Pull out every line in the data that has the string "powered" in it.

•••••

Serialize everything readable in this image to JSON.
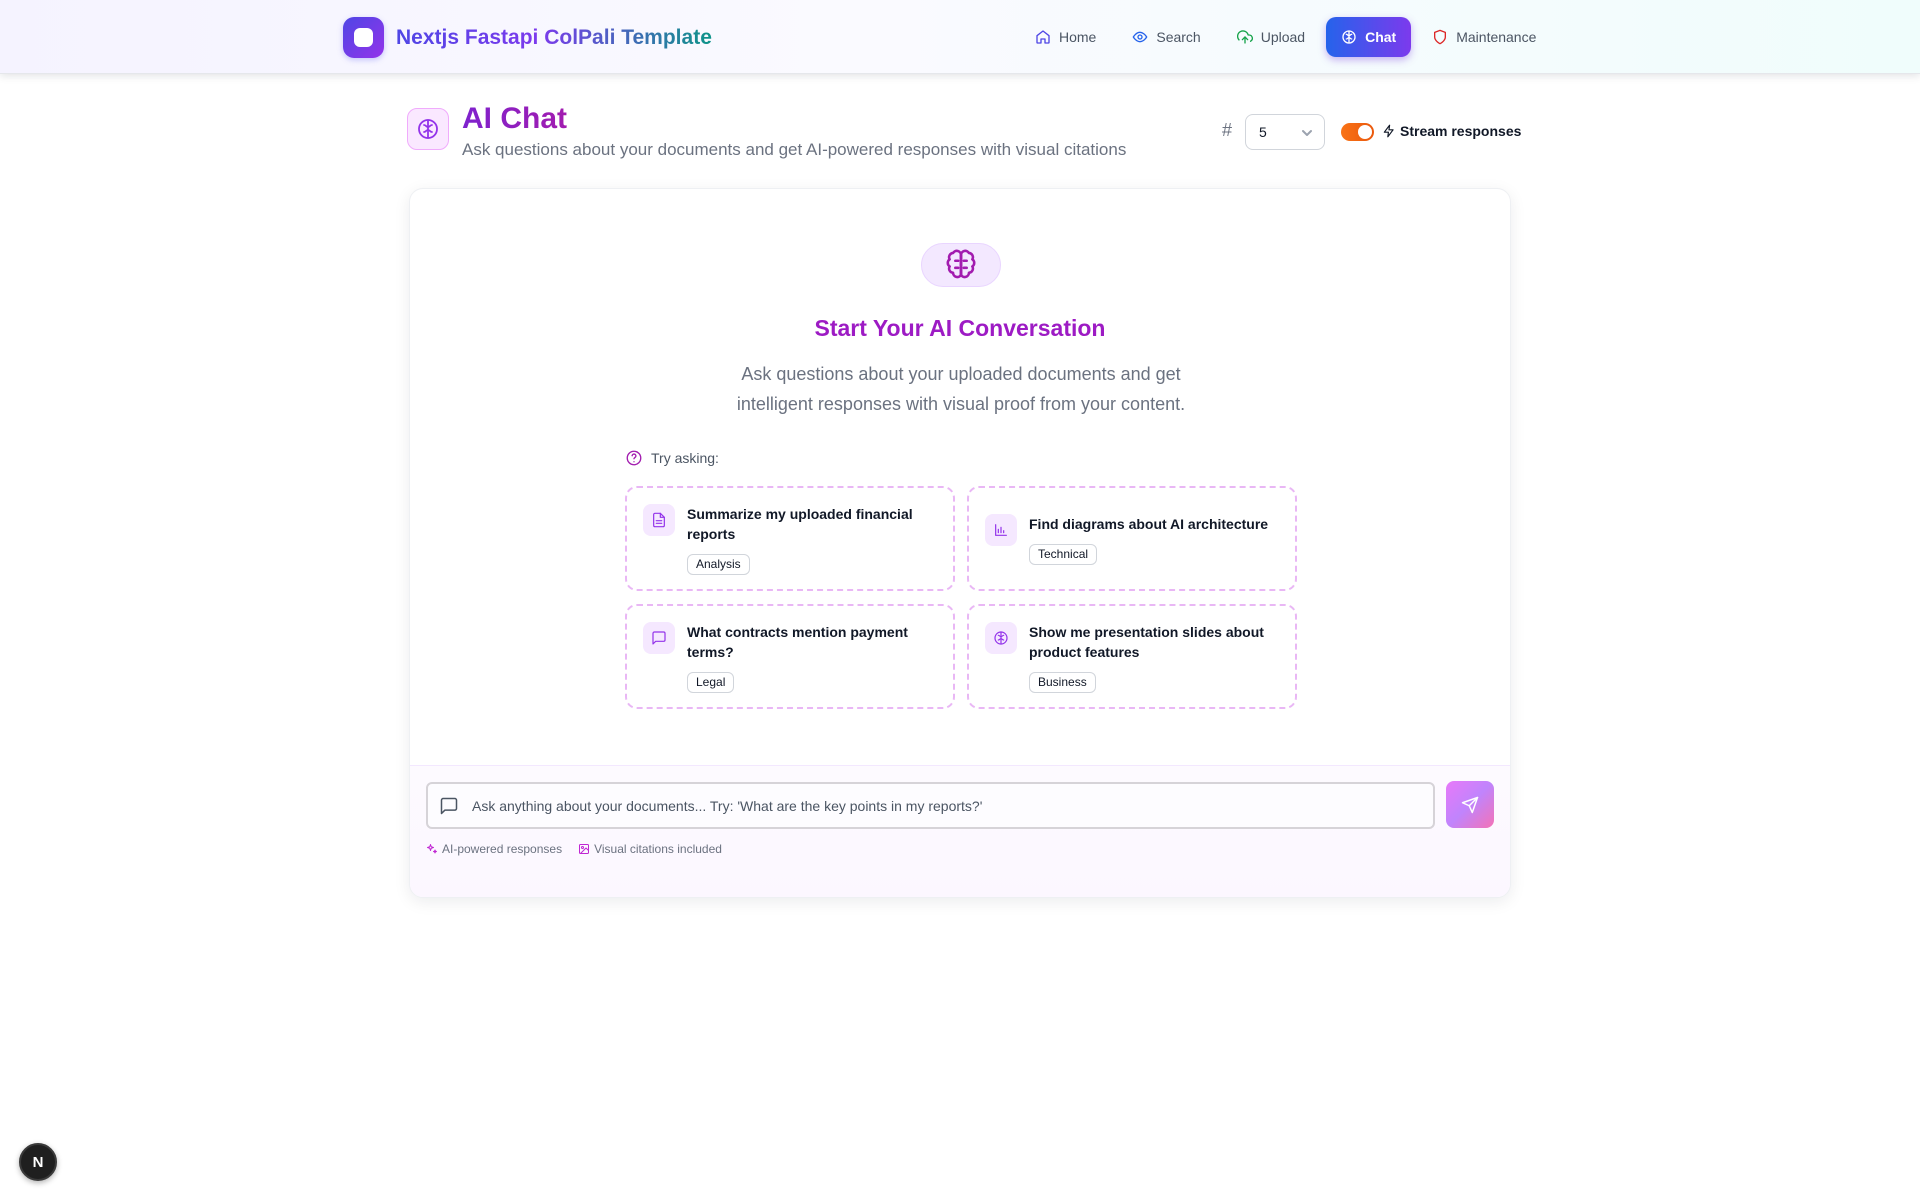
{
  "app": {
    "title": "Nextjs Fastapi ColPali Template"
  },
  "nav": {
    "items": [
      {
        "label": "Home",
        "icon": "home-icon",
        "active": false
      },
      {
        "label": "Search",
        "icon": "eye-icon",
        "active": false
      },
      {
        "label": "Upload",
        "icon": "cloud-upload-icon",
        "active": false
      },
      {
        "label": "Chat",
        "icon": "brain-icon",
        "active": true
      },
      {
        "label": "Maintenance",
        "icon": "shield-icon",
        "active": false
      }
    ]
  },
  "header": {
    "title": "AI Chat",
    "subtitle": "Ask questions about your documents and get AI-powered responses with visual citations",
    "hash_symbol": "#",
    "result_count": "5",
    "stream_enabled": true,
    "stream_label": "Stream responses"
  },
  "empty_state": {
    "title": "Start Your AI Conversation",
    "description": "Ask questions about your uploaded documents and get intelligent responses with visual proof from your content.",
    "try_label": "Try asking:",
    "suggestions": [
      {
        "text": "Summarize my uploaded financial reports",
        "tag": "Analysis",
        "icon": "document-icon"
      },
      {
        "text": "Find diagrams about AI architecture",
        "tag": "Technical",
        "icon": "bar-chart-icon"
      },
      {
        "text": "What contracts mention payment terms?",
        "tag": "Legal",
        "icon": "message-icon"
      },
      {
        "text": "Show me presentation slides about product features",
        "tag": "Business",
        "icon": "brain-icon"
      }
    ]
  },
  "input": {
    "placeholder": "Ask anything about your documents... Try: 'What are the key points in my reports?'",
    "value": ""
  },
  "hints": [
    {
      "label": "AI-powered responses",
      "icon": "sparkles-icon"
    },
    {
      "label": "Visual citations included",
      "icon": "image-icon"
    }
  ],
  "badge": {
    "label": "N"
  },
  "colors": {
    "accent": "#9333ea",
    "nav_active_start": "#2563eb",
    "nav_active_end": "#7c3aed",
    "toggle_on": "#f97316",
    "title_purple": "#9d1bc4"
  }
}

•••••

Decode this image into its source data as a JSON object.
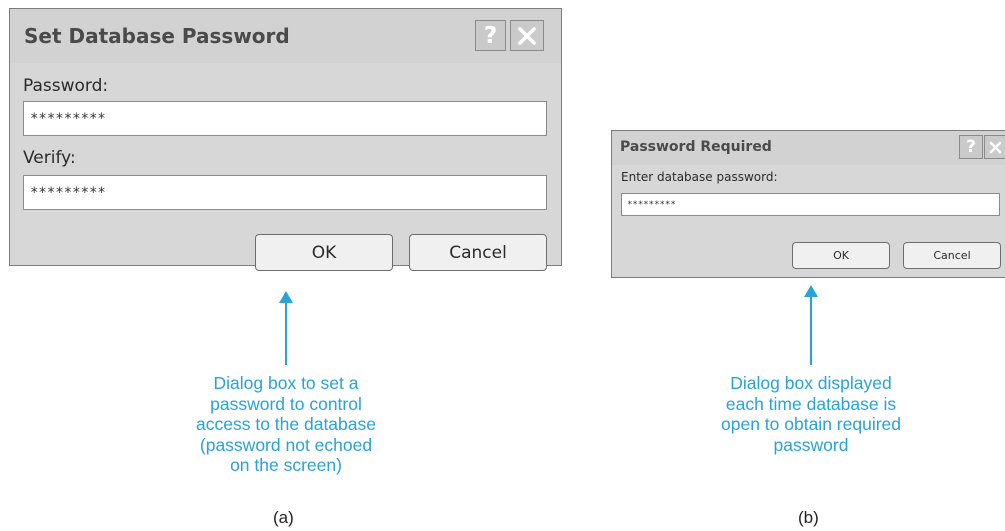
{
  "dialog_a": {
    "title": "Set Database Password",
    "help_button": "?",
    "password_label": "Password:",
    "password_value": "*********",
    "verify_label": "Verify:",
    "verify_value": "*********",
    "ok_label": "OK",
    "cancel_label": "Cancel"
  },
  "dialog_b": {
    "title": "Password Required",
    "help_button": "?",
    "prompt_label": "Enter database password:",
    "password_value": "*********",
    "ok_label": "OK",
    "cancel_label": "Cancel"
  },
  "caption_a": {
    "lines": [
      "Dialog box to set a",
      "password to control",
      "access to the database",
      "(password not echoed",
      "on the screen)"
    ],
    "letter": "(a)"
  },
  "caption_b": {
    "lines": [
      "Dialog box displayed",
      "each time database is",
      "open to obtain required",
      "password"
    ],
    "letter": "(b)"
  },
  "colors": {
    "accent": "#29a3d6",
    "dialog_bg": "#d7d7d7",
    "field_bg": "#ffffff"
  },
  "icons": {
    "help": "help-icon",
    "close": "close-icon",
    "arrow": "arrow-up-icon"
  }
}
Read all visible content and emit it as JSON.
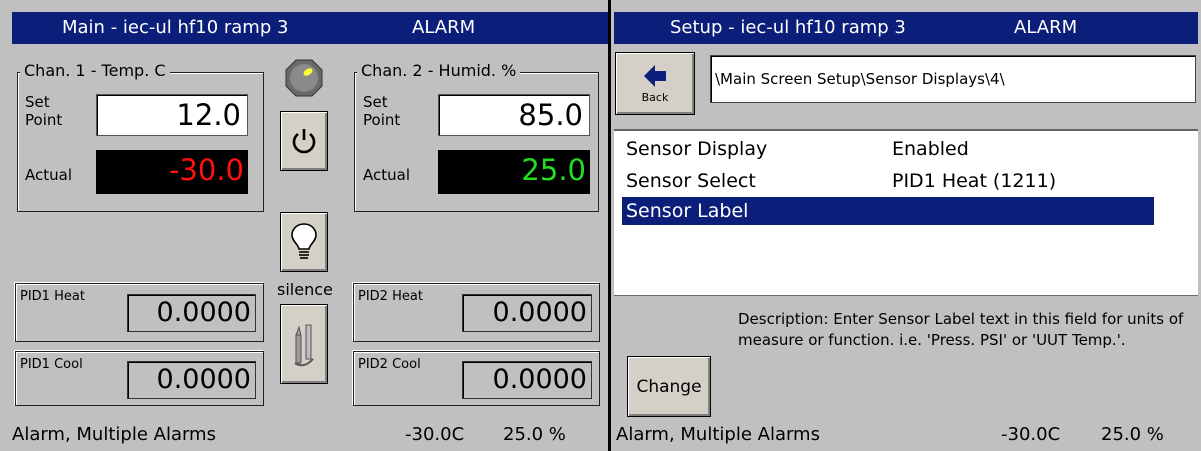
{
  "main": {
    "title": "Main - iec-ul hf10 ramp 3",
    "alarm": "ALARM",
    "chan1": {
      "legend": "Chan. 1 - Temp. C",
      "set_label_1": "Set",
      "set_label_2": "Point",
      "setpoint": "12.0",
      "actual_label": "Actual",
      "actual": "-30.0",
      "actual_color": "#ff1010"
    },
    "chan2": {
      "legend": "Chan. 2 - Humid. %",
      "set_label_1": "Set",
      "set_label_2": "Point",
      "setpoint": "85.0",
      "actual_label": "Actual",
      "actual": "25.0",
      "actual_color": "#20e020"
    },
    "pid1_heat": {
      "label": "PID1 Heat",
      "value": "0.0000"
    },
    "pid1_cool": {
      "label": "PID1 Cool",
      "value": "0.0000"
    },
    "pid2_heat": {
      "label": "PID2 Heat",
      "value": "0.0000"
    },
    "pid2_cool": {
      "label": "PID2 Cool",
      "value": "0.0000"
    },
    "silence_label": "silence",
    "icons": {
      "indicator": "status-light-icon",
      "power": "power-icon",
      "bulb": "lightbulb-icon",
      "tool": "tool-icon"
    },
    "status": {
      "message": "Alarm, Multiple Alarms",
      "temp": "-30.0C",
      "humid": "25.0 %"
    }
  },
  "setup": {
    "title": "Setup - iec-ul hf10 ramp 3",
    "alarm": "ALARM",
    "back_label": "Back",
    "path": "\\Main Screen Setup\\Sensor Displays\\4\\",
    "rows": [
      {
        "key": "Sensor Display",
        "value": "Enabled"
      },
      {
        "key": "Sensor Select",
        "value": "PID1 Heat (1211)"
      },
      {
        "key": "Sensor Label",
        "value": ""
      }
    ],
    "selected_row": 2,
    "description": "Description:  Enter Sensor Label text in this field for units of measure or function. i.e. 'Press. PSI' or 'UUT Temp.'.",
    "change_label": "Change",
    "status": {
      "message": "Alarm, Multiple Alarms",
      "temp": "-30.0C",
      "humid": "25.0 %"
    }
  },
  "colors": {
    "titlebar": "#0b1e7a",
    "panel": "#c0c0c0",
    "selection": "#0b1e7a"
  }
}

•••••

THE RESULT:
    "subtitle": "Ask questions about your documents and get AI-powered responses with visual citations",
      "label": "AI-powered responses",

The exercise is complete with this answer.